--- START ---
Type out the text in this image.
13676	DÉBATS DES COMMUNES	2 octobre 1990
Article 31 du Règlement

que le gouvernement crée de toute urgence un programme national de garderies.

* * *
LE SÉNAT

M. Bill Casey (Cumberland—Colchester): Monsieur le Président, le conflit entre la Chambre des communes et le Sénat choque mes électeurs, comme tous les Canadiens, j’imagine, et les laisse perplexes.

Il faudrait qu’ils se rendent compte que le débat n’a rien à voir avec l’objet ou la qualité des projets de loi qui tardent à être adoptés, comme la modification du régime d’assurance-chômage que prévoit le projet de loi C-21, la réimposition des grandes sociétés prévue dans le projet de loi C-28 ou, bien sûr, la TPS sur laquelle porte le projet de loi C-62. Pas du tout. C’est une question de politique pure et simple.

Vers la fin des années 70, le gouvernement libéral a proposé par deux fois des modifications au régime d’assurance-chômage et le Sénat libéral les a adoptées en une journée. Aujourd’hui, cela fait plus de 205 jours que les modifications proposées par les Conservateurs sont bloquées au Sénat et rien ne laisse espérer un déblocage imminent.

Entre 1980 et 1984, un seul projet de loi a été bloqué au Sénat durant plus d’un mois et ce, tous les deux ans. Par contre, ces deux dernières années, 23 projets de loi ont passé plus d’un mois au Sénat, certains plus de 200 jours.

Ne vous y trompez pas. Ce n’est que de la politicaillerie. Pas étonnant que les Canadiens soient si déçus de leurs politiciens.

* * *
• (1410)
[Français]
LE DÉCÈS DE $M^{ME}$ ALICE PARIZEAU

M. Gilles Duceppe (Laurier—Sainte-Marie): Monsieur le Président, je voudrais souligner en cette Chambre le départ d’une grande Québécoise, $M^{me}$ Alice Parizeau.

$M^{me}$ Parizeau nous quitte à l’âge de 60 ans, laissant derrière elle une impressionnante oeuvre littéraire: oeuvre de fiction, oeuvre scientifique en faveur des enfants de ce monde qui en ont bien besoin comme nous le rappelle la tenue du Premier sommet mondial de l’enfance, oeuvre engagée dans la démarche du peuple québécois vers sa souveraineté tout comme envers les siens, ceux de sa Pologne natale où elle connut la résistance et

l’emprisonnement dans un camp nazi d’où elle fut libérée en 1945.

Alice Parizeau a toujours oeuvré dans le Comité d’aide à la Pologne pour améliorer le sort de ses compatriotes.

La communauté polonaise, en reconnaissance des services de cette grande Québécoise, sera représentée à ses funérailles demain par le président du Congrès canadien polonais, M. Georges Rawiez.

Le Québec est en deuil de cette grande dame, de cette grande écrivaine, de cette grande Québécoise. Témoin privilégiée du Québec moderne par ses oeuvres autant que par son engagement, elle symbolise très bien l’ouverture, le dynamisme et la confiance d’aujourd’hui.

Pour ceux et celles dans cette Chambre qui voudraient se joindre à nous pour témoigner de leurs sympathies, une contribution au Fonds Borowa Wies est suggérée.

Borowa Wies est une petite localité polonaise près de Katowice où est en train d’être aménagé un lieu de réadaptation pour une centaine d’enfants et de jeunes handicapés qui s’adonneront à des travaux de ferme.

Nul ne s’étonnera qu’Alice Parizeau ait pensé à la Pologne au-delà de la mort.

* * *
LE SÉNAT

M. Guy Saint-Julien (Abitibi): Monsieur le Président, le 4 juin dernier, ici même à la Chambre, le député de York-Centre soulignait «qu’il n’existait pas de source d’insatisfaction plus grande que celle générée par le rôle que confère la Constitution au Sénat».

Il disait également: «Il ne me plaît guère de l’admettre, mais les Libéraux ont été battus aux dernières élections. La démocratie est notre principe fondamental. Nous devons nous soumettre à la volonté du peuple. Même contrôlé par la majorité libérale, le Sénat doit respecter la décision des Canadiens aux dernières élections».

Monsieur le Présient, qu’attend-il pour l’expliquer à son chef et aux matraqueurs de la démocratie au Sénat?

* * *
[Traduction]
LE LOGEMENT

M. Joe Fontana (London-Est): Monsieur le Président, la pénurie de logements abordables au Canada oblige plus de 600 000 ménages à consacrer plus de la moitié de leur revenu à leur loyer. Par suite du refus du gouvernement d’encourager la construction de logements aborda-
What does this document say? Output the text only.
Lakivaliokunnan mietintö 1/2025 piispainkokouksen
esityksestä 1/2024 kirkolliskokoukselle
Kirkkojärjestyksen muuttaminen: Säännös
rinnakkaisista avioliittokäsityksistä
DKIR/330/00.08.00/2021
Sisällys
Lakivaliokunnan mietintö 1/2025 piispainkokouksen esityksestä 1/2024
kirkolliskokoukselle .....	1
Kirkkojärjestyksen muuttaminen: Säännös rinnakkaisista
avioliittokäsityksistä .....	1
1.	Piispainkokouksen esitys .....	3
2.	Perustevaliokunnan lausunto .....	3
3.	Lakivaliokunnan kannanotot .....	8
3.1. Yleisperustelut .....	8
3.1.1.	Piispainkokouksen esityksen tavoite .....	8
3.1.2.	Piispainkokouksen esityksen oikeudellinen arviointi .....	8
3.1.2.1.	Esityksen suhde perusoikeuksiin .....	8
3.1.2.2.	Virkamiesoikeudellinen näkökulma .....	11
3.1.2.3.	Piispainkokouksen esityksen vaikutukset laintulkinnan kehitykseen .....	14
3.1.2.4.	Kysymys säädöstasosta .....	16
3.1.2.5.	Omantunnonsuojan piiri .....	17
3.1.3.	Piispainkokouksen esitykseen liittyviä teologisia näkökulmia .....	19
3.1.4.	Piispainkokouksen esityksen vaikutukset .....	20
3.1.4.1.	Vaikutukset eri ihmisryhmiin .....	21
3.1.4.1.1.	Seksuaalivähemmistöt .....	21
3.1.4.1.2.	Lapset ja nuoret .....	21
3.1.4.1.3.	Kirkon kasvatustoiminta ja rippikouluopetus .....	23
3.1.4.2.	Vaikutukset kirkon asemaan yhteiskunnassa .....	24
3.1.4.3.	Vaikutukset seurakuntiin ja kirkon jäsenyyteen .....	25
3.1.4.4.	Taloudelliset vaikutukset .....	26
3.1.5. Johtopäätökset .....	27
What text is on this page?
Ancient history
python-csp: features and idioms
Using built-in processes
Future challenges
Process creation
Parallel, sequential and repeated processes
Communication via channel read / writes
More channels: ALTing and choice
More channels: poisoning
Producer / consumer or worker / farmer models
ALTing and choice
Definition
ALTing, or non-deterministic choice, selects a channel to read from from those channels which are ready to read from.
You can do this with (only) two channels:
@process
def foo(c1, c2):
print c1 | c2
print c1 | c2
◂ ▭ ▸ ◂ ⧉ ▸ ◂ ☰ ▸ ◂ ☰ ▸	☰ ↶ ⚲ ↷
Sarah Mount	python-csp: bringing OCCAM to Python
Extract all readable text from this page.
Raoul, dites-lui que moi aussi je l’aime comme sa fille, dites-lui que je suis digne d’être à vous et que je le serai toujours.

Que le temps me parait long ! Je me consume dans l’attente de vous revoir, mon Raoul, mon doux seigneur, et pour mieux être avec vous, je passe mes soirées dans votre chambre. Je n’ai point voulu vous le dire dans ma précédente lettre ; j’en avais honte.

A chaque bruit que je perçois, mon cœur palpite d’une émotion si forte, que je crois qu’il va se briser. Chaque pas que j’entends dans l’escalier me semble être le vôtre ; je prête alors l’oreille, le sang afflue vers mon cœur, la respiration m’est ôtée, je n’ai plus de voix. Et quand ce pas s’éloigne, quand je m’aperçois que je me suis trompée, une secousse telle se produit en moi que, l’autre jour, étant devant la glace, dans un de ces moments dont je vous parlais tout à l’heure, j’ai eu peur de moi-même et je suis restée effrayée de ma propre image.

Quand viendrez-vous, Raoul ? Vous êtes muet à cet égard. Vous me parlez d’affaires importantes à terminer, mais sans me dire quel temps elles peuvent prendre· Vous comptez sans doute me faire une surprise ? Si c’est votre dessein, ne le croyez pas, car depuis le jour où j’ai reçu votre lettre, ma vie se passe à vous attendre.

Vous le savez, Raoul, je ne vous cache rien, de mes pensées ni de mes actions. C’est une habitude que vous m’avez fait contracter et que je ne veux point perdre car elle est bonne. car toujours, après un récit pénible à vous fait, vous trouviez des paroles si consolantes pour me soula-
--- END ---
What you will do
Of the lines in the listing, how many hold the word "python"? Nothing but the number is needed.

Exercise response
2